### What the exercise asks
Search the listing below for "text". Copy each matching line.

### Supplied records
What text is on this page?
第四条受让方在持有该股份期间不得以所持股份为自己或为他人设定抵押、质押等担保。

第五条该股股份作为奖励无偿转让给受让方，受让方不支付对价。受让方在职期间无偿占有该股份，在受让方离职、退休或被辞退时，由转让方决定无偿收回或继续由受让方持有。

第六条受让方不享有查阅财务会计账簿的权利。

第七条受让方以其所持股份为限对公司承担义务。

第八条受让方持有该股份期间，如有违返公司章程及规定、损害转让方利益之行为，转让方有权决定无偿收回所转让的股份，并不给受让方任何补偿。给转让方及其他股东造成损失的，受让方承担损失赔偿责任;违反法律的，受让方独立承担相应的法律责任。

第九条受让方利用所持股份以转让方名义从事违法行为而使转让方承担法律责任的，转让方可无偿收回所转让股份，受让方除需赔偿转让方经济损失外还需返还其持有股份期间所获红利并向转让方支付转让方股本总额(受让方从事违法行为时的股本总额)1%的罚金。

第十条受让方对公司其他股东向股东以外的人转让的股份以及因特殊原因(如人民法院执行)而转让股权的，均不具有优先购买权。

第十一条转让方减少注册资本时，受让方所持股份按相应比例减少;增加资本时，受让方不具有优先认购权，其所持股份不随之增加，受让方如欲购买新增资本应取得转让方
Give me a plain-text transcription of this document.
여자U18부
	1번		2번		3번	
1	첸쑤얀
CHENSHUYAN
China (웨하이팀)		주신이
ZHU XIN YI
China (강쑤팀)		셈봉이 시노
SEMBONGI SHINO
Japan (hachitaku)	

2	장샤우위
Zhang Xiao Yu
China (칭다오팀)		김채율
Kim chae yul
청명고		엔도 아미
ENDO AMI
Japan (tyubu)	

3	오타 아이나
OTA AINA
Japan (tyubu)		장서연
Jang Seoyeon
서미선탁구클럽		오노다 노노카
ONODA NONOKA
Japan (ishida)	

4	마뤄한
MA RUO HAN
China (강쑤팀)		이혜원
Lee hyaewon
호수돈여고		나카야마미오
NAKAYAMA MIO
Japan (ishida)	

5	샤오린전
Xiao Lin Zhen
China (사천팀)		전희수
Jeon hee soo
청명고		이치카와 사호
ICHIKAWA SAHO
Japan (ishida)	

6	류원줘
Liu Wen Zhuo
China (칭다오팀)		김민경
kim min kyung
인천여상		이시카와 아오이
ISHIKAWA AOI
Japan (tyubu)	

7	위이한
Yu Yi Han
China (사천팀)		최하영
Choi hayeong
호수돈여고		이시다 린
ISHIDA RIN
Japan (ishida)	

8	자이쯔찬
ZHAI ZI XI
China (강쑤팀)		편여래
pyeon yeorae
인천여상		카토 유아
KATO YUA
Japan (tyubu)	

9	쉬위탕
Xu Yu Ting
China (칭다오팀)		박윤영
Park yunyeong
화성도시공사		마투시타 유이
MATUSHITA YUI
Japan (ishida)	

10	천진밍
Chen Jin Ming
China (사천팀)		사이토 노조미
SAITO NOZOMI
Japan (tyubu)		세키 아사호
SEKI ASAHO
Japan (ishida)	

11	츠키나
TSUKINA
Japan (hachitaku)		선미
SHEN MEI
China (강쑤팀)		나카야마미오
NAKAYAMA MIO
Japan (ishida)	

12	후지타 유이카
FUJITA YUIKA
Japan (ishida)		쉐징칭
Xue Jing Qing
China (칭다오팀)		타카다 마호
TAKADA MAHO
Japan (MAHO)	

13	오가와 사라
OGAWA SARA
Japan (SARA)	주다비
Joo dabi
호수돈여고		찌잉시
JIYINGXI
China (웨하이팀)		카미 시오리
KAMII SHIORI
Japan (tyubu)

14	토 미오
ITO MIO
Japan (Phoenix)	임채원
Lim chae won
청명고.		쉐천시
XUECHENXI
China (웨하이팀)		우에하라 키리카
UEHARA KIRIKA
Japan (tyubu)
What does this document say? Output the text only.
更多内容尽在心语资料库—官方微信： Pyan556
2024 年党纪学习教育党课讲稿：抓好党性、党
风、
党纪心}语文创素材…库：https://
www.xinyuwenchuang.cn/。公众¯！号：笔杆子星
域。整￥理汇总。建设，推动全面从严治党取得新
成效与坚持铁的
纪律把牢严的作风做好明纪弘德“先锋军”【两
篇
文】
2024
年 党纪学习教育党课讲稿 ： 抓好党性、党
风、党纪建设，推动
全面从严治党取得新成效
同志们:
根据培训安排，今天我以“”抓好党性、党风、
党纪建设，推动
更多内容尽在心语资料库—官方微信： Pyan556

### The completed task
What text is on this page?
Give me a plain-text transcription of this document.
What does this document say? Output the text only.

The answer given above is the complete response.